* **Set exercise**
Where a line holds the string "الملفات", return that line.

Data listing
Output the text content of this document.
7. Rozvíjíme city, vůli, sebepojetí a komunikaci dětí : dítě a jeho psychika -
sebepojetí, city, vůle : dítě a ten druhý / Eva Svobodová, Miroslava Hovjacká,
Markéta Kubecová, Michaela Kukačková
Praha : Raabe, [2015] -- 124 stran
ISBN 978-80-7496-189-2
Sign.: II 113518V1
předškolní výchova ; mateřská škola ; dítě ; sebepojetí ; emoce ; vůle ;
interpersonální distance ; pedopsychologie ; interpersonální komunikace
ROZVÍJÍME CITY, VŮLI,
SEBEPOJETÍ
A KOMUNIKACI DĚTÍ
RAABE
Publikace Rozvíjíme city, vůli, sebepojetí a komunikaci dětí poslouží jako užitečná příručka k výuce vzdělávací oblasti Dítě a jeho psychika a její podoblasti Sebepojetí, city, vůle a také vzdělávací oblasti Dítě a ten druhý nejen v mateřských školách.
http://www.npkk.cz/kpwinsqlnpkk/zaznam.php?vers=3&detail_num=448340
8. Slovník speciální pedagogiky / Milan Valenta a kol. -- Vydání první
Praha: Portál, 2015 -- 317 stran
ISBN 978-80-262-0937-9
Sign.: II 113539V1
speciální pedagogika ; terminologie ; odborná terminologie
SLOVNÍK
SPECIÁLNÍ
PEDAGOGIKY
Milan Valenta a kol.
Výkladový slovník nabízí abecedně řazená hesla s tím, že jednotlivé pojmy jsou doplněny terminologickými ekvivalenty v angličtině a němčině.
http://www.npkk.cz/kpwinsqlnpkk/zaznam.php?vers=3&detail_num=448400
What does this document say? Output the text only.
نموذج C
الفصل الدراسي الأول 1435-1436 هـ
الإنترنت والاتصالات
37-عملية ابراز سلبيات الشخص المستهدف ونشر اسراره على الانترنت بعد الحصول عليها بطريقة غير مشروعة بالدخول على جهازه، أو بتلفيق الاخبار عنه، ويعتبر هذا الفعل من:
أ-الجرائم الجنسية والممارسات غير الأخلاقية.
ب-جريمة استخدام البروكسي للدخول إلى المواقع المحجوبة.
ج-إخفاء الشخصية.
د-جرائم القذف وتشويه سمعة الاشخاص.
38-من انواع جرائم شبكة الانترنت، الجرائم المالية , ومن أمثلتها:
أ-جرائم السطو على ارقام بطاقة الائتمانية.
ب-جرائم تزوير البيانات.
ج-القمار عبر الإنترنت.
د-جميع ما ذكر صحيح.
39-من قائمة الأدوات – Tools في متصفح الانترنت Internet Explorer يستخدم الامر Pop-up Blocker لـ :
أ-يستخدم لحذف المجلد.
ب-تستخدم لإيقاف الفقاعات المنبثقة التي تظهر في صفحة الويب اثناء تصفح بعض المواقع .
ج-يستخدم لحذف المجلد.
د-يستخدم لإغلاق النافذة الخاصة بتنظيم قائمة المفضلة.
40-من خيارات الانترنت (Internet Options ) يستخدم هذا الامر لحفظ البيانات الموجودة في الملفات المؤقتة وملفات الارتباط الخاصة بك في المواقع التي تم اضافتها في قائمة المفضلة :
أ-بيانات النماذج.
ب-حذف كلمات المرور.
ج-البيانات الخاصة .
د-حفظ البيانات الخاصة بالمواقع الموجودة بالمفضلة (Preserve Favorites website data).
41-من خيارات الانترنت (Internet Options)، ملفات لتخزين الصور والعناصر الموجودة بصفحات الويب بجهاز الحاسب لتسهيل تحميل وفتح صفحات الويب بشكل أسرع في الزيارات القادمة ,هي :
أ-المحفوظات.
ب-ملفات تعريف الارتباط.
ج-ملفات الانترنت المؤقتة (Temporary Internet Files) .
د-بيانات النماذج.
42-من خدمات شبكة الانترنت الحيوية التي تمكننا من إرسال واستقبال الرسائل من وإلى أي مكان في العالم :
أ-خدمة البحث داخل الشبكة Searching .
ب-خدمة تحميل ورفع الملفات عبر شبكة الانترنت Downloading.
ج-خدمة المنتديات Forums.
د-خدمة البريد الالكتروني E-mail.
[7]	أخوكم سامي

* **Response to this task**
40-من خيارات الانترنت (Internet Options ) يستخدم هذا الامر لحفظ البيانات الموجودة في الملفات المؤقتة وملفات الارتباط الخاصة بك في المواقع التي تم اضافتها في قائمة المفضلة :
ب-خدمة تحميل ورفع الملفات عبر شبكة الانترنت Downloading.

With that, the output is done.